What you need to do
Which lines hold the word "take"? Copy each of them from the material.

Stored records
○ ○ ○ ○ ○ ○ ○

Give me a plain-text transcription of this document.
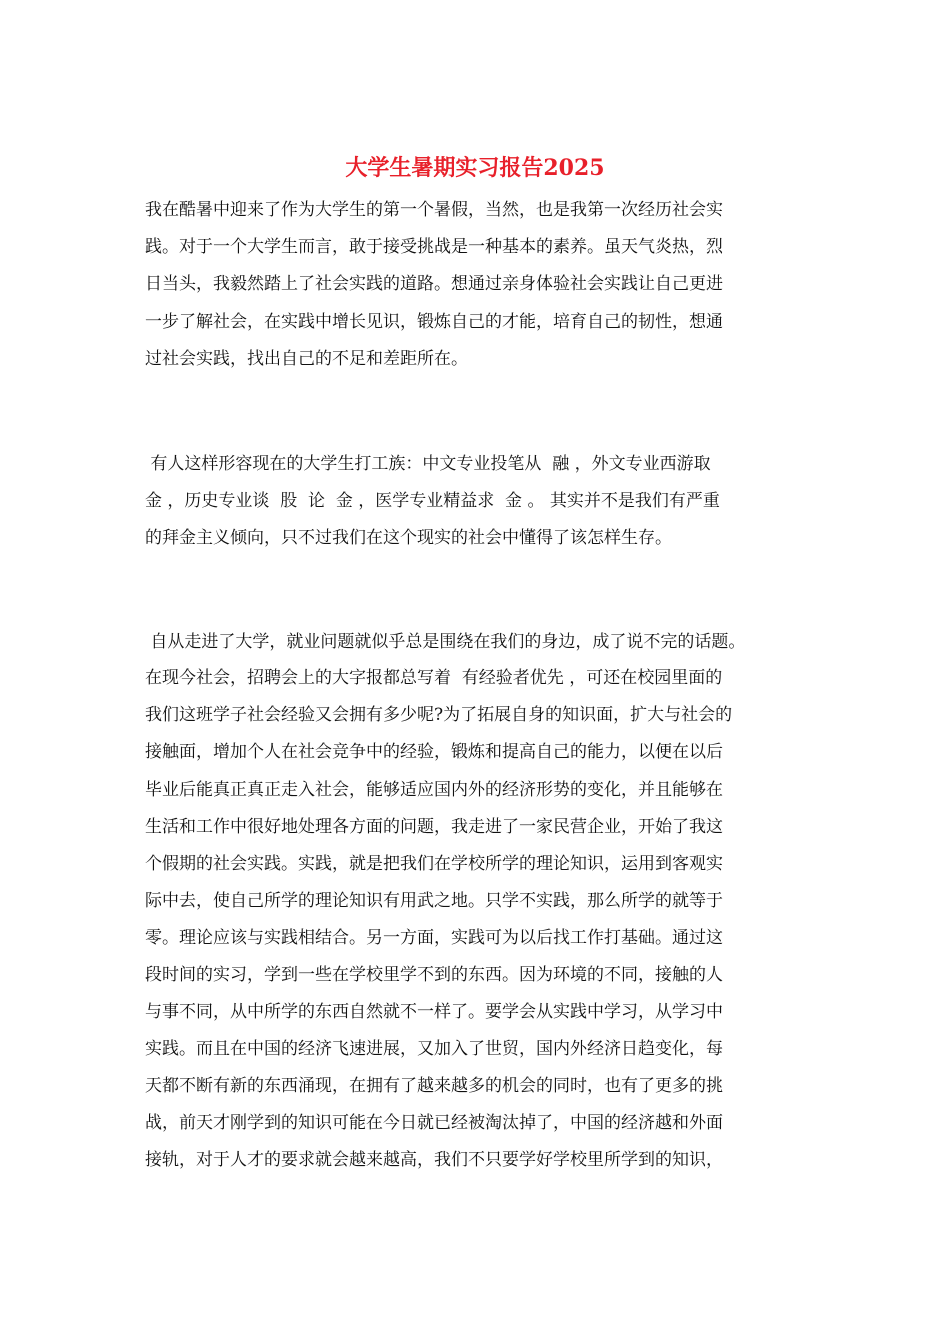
大学生暑期实习报告2025

我在酷暑中迎来了作为大学生的第一个暑假，当然，也是我第一次经历社会实

践。对于一个大学生而言，敢于接受挑战是一种基本的素养。虽天气炎热，烈

日当头，我毅然踏上了社会实践的道路。想通过亲身体验社会实践让自己更进

一步了解社会，在实践中增长见识，锻炼自己的才能，培育自己的韧性，想通

过社会实践，找出自己的不足和差距所在。

有人这样形容现在的大学生打工族：中文专业投笔从  融 ，外文专业西游取

金 ，历史专业谈  股  论  金 ，医学专业精益求  金 。 其实并不是我们有严重

的拜金主义倾向，只不过我们在这个现实的社会中懂得了该怎样生存。

自从走进了大学，就业问题就似乎总是围绕在我们的身边，成了说不完的话题。

在现今社会，招聘会上的大字报都总写着  有经验者优先 ，可还在校园里面的

我们这班学子社会经验又会拥有多少呢?为了拓展自身的知识面，扩大与社会的

接触面，增加个人在社会竞争中的经验，锻炼和提高自己的能力，以便在以后

毕业后能真正真正走入社会，能够适应国内外的经济形势的变化，并且能够在

生活和工作中很好地处理各方面的问题，我走进了一家民营企业，开始了我这

个假期的社会实践。实践，就是把我们在学校所学的理论知识，运用到客观实

际中去，使自己所学的理论知识有用武之地。只学不实践，那么所学的就等于

零。理论应该与实践相结合。另一方面，实践可为以后找工作打基础。通过这

段时间的实习，学到一些在学校里学不到的东西。因为环境的不同，接触的人

与事不同，从中所学的东西自然就不一样了。要学会从实践中学习，从学习中

实践。而且在中国的经济飞速进展，又加入了世贸，国内外经济日趋变化，每

天都不断有新的东西涌现，在拥有了越来越多的机会的同时，也有了更多的挑

战，前天才刚学到的知识可能在今日就已经被淘汰掉了，中国的经济越和外面

接轨，对于人才的要求就会越来越高，我们不只要学好学校里所学到的知识，
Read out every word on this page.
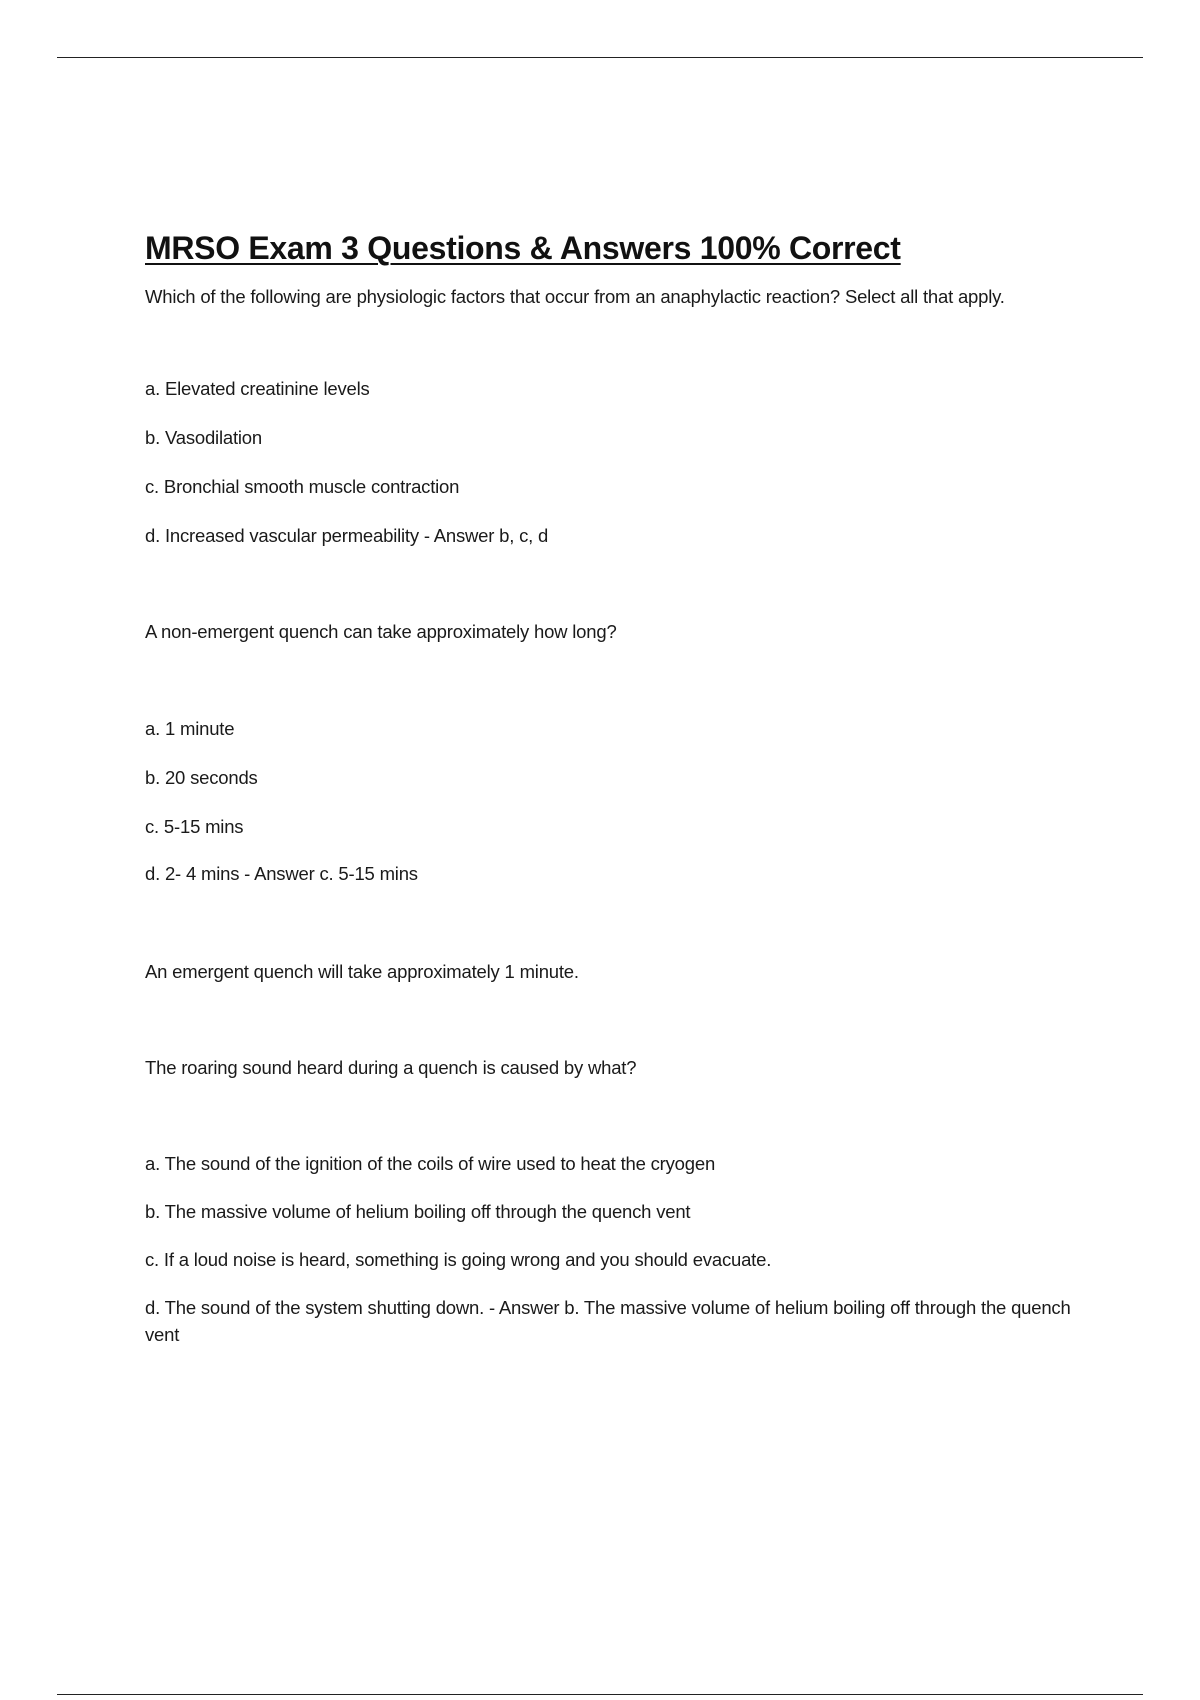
MRSO Exam 3 Questions & Answers 100% Correct

Which of the following are physiologic factors that occur from an anaphylactic reaction? Select all that apply.

a. Elevated creatinine levels

b. Vasodilation

c. Bronchial smooth muscle contraction

d. Increased vascular permeability - Answer b, c, d

A non-emergent quench can take approximately how long?

a. 1 minute

b. 20 seconds

c. 5-15 mins

d. 2- 4 mins - Answer c. 5-15 mins

An emergent quench will take approximately 1 minute.

The roaring sound heard during a quench is caused by what?

a. The sound of the ignition of the coils of wire used to heat the cryogen

b. The massive volume of helium boiling off through the quench vent

c. If a loud noise is heard, something is going wrong and you should evacuate.

d. The sound of the system shutting down. - Answer b. The massive volume of helium boiling off through the quench vent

○ ○ ○ ○ ○ ○ ○

The reply
A non-emergent quench can take approximately how long?
An emergent quench will take approximately 1 minute.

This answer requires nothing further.